• [Material to process]:
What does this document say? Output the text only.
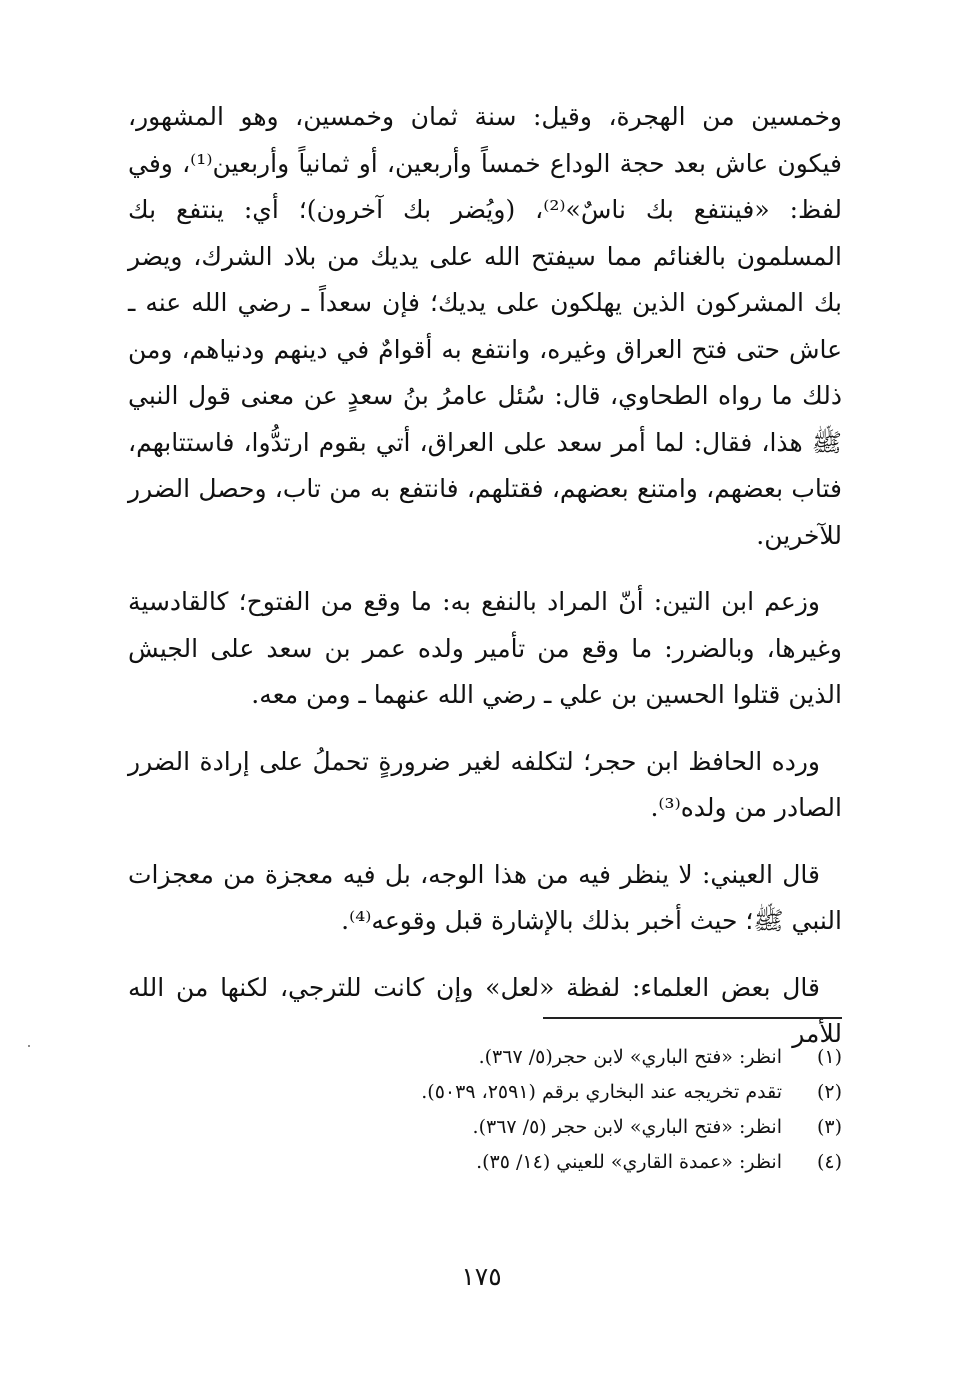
وخمسين من الهجرة، وقيل: سنة ثمان وخمسين، وهو المشهور، فيكون عاش بعد حجة الوداع خمساً وأربعين، أو ثمانياً وأربعين⁽¹⁾، وفي لفظ: «فينتفع بك ناسٌ»⁽²⁾، (ويُضر بك آخرون)؛ أي: ينتفع بك المسلمون بالغنائم مما سيفتح الله على يديك من بلاد الشرك، ويضر بك المشركون الذين يهلكون على يديك؛ فإن سعداً ـ رضي الله عنه ـ عاش حتى فتح العراق وغيره، وانتفع به أقوامٌ في دينهم ودنياهم، ومن ذلك ما رواه الطحاوي، قال: سُئل عامرُ بنُ سعدٍ عن معنى قول النبي ﷺ هذا، فقال: لما أمر سعد على العراق، أتي بقوم ارتدُّوا، فاستتابهم، فتاب بعضهم، وامتنع بعضهم، فقتلهم، فانتفع به من تاب، وحصل الضرر للآخرين.

وزعم ابن التين: أنّ المراد بالنفع به: ما وقع من الفتوح؛ كالقادسية وغيرها، وبالضرر: ما وقع من تأمير ولده عمر بن سعد على الجيش الذين قتلوا الحسين بن علي ـ رضي الله عنهما ـ ومن معه.

ورده الحافظ ابن حجر؛ لتكلفه لغير ضرورةٍ تحملُ على إرادة الضرر الصادر من ولده⁽³⁾.

قال العيني: لا ينظر فيه من هذا الوجه، بل فيه معجزة من معجزات النبي ﷺ؛ حيث أخبر بذلك بالإشارة قبل وقوعه⁽⁴⁾.

قال بعض العلماء: لفظة «لعل» وإن كانت للترجي، لكنها من الله للأمر

(١)
انظر: «فتح الباري» لابن حجر(٥/ ٣٦٧).
(٢)
تقدم تخريجه عند البخاري برقم (٢٥٩١، ٥٠٣٩).
(٣)
انظر: «فتح الباري» لابن حجر (٥/ ٣٦٧).
(٤)
انظر: «عمدة القاري» للعيني (١٤/ ٣٥).
١٧٥
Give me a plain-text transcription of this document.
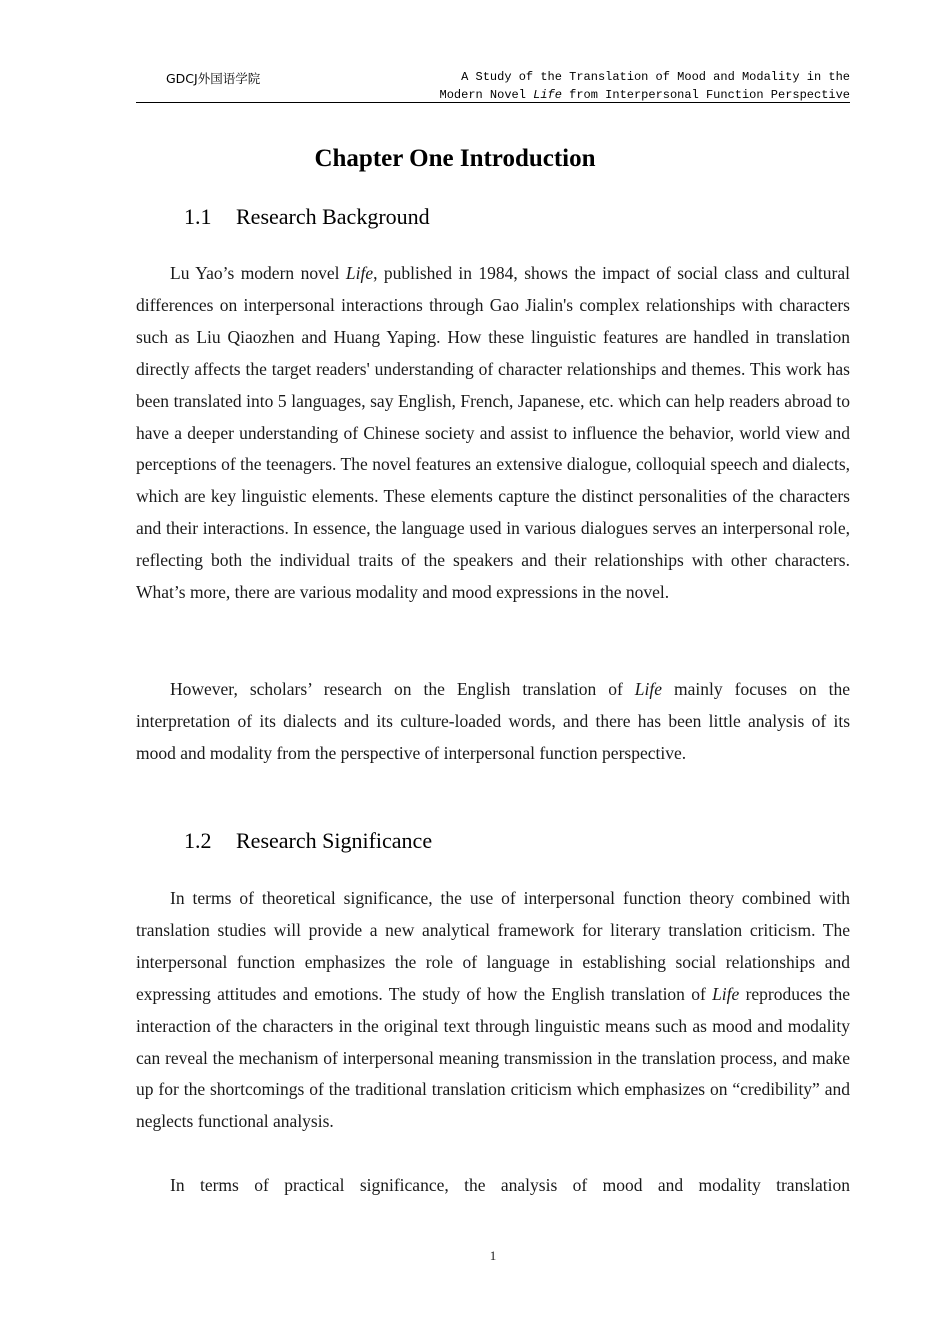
GDCJ外国语学院	A Study of the Translation of Mood and Modality in the
Modern Novel Life from Interpersonal Function Perspective
Chapter One Introduction
1.1 Research Background

Lu Yao’s modern novel Life, published in 1984, shows the impact of social class and cultural differences on interpersonal interactions through Gao Jialin's complex relationships with characters such as Liu Qiaozhen and Huang Yaping. How these linguistic features are handled in translation directly affects the target readers' understanding of character relationships and themes. This work has been translated into 5 languages, say English, French, Japanese, etc. which can help readers abroad to have a deeper understanding of Chinese society and assist to influence the behavior, world view and perceptions of the teenagers. The novel features an extensive dialogue, colloquial speech and dialects, which are key linguistic elements. These elements capture the distinct personalities of the characters and their interactions. In essence, the language used in various dialogues serves an interpersonal role, reflecting both the individual traits of the speakers and their relationships with other characters. What’s more, there are various modality and mood expressions in the novel.

However, scholars’ research on the English translation of Life mainly focuses on the interpretation of its dialects and its culture-loaded words, and there has been little analysis of its mood and modality from the perspective of interpersonal function perspective.

1.2 Research Significance

In terms of theoretical significance, the use of interpersonal function theory combined with translation studies will provide a new analytical framework for literary translation criticism. The interpersonal function emphasizes the role of language in establishing social relationships and expressing attitudes and emotions. The study of how the English translation of Life reproduces the interaction of the characters in the original text through linguistic means such as mood and modality can reveal the mechanism of interpersonal meaning transmission in the translation process, and make up for the shortcomings of the traditional translation criticism which emphasizes on “credibility” and neglects functional analysis.

In terms of practical significance, the analysis of mood and modality translation

1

• [Goal of the exercise]: Extract all the entries word for word; omit any pictures.

• [Task result]:
What does this document say? Output the text only.
وخمسين من الهجرة، وقيل: سنة ثمان وخمسين، وهو المشهور، فيكون عاش بعد حجة الوداع خمساً وأربعين، أو ثمانياً وأربعين⁽¹⁾، وفي لفظ: «فينتفع بك ناسٌ»⁽²⁾، (ويُضر بك آخرون)؛ أي: ينتفع بك المسلمون بالغنائم مما سيفتح الله على يديك من بلاد الشرك، ويضر بك المشركون الذين يهلكون على يديك؛ فإن سعداً ـ رضي الله عنه ـ عاش حتى فتح العراق وغيره، وانتفع به أقوامٌ في دينهم ودنياهم، ومن ذلك ما رواه الطحاوي، قال: سُئل عامرُ بنُ سعدٍ عن معنى قول النبي ﷺ هذا، فقال: لما أمر سعد على العراق، أتي بقوم ارتدُّوا، فاستتابهم، فتاب بعضهم، وامتنع بعضهم، فقتلهم، فانتفع به من تاب، وحصل الضرر للآخرين.

وزعم ابن التين: أنّ المراد بالنفع به: ما وقع من الفتوح؛ كالقادسية وغيرها، وبالضرر: ما وقع من تأمير ولده عمر بن سعد على الجيش الذين قتلوا الحسين بن علي ـ رضي الله عنهما ـ ومن معه.

ورده الحافظ ابن حجر؛ لتكلفه لغير ضرورةٍ تحملُ على إرادة الضرر الصادر من ولده⁽³⁾.

قال العيني: لا ينظر فيه من هذا الوجه، بل فيه معجزة من معجزات النبي ﷺ؛ حيث أخبر بذلك بالإشارة قبل وقوعه⁽⁴⁾.

قال بعض العلماء: لفظة «لعل» وإن كانت للترجي، لكنها من الله للأمر

(١)
انظر: «فتح الباري» لابن حجر(٥/ ٣٦٧).
(٢)
تقدم تخريجه عند البخاري برقم (٢٥٩١، ٥٠٣٩).
(٣)
انظر: «فتح الباري» لابن حجر (٥/ ٣٦٧).
(٤)
انظر: «عمدة القاري» للعيني (١٤/ ٣٥).
١٧٥
Give me a plain-text transcription of this document.
GDCJ外国语学院	A Study of the Translation of Mood and Modality in the
Modern Novel Life from Interpersonal Function Perspective
Chapter One Introduction
1.1 Research Background

Lu Yao’s modern novel Life, published in 1984, shows the impact of social class and cultural differences on interpersonal interactions through Gao Jialin's complex relationships with characters such as Liu Qiaozhen and Huang Yaping. How these linguistic features are handled in translation directly affects the target readers' understanding of character relationships and themes. This work has been translated into 5 languages, say English, French, Japanese, etc. which can help readers abroad to have a deeper understanding of Chinese society and assist to influence the behavior, world view and perceptions of the teenagers. The novel features an extensive dialogue, colloquial speech and dialects, which are key linguistic elements. These elements capture the distinct personalities of the characters and their interactions. In essence, the language used in various dialogues serves an interpersonal role, reflecting both the individual traits of the speakers and their relationships with other characters. What’s more, there are various modality and mood expressions in the novel.

However, scholars’ research on the English translation of Life mainly focuses on the interpretation of its dialects and its culture-loaded words, and there has been little analysis of its mood and modality from the perspective of interpersonal function perspective.

1.2 Research Significance

In terms of theoretical significance, the use of interpersonal function theory combined with translation studies will provide a new analytical framework for literary translation criticism. The interpersonal function emphasizes the role of language in establishing social relationships and expressing attitudes and emotions. The study of how the English translation of Life reproduces the interaction of the characters in the original text through linguistic means such as mood and modality can reveal the mechanism of interpersonal meaning transmission in the translation process, and make up for the shortcomings of the traditional translation criticism which emphasizes on “credibility” and neglects functional analysis.

In terms of practical significance, the analysis of mood and modality translation

1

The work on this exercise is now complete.